⟨

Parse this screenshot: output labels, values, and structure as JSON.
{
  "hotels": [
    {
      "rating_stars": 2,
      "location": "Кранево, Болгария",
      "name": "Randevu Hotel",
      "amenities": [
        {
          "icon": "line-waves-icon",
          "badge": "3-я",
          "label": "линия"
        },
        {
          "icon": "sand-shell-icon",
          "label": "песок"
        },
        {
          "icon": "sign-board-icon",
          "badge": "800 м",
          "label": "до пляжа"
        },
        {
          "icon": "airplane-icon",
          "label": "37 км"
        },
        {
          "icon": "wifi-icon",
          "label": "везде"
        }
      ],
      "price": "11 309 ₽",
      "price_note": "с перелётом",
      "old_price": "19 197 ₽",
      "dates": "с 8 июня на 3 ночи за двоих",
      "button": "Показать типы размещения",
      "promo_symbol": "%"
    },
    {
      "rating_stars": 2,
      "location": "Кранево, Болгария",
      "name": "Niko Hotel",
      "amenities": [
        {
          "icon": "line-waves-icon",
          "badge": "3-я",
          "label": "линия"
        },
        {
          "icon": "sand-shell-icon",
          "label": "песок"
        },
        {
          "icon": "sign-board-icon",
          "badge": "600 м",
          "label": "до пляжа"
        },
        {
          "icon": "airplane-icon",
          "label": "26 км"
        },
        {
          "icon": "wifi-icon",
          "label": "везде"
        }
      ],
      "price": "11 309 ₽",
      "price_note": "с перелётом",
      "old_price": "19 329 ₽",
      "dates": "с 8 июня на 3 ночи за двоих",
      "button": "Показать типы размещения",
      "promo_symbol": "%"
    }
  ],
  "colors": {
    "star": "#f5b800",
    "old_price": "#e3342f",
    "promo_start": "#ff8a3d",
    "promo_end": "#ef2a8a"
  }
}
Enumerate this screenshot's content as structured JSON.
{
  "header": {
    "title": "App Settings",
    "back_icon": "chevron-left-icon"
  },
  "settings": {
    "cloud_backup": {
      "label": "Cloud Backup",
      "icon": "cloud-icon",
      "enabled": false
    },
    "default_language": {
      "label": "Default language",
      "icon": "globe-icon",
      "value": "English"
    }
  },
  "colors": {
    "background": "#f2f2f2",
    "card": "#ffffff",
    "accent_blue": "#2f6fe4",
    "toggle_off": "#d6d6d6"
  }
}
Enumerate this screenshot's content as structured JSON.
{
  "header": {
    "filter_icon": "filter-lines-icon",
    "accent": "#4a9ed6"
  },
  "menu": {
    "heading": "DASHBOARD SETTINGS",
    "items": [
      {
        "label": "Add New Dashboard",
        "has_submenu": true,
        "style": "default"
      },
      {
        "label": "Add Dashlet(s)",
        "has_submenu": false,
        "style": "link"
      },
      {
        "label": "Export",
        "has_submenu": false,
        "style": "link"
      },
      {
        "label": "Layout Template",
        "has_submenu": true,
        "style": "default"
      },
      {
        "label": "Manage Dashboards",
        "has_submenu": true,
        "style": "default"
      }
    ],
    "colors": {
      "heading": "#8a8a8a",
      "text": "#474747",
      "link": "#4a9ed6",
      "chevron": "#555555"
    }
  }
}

⟩

◆ **Exercise description**: Each line in the material above must be retyped without alteration.

◆ **Task response**:
Parse this screenshot: output labels, values, and structure as JSON.
{
  "hotels": [
    {
      "rating_stars": 2,
      "location": "Кранево, Болгария",
      "name": "Randevu Hotel",
      "amenities": [
        {
          "icon": "line-waves-icon",
          "badge": "3-я",
          "label": "линия"
        },
        {
          "icon": "sand-shell-icon",
          "label": "песок"
        },
        {
          "icon": "sign-board-icon",
          "badge": "800 м",
          "label": "до пляжа"
        },
        {
          "icon": "airplane-icon",
          "label": "37 км"
        },
        {
          "icon": "wifi-icon",
          "label": "везде"
        }
      ],
      "price": "11 309 ₽",
      "price_note": "с перелётом",
      "old_price": "19 197 ₽",
      "dates": "с 8 июня на 3 ночи за двоих",
      "button": "Показать типы размещения",
      "promo_symbol": "%"
    },
    {
      "rating_stars": 2,
      "location": "Кранево, Болгария",
      "name": "Niko Hotel",
      "amenities": [
        {
          "icon": "line-waves-icon",
          "badge": "3-я",
          "label": "линия"
        },
        {
          "icon": "sand-shell-icon",
          "label": "песок"
        },
        {
          "icon": "sign-board-icon",
          "badge": "600 м",
          "label": "до пляжа"
        },
        {
          "icon": "airplane-icon",
          "label": "26 км"
        },
        {
          "icon": "wifi-icon",
          "label": "везде"
        }
      ],
      "price": "11 309 ₽",
      "price_note": "с перелётом",
      "old_price": "19 329 ₽",
      "dates": "с 8 июня на 3 ночи за двоих",
      "button": "Показать типы размещения",
      "promo_symbol": "%"
    }
  ],
  "colors": {
    "star": "#f5b800",
    "old_price": "#e3342f",
    "promo_start": "#ff8a3d",
    "promo_end": "#ef2a8a"
  }
}
Enumerate this screenshot's content as structured JSON.
{
  "header": {
    "title": "App Settings",
    "back_icon": "chevron-left-icon"
  },
  "settings": {
    "cloud_backup": {
      "label": "Cloud Backup",
      "icon": "cloud-icon",
      "enabled": false
    },
    "default_language": {
      "label": "Default language",
      "icon": "globe-icon",
      "value": "English"
    }
  },
  "colors": {
    "background": "#f2f2f2",
    "card": "#ffffff",
    "accent_blue": "#2f6fe4",
    "toggle_off": "#d6d6d6"
  }
}
Enumerate this screenshot's content as structured JSON.
{
  "header": {
    "filter_icon": "filter-lines-icon",
    "accent": "#4a9ed6"
  },
  "menu": {
    "heading": "DASHBOARD SETTINGS",
    "items": [
      {
        "label": "Add New Dashboard",
        "has_submenu": true,
        "style": "default"
      },
      {
        "label": "Add Dashlet(s)",
        "has_submenu": false,
        "style": "link"
      },
      {
        "label": "Export",
        "has_submenu": false,
        "style": "link"
      },
      {
        "label": "Layout Template",
        "has_submenu": true,
        "style": "default"
      },
      {
        "label": "Manage Dashboards",
        "has_submenu": true,
        "style": "default"
      }
    ],
    "colors": {
      "heading": "#8a8a8a",
      "text": "#474747",
      "link": "#4a9ed6",
      "chevron": "#555555"
    }
  }
}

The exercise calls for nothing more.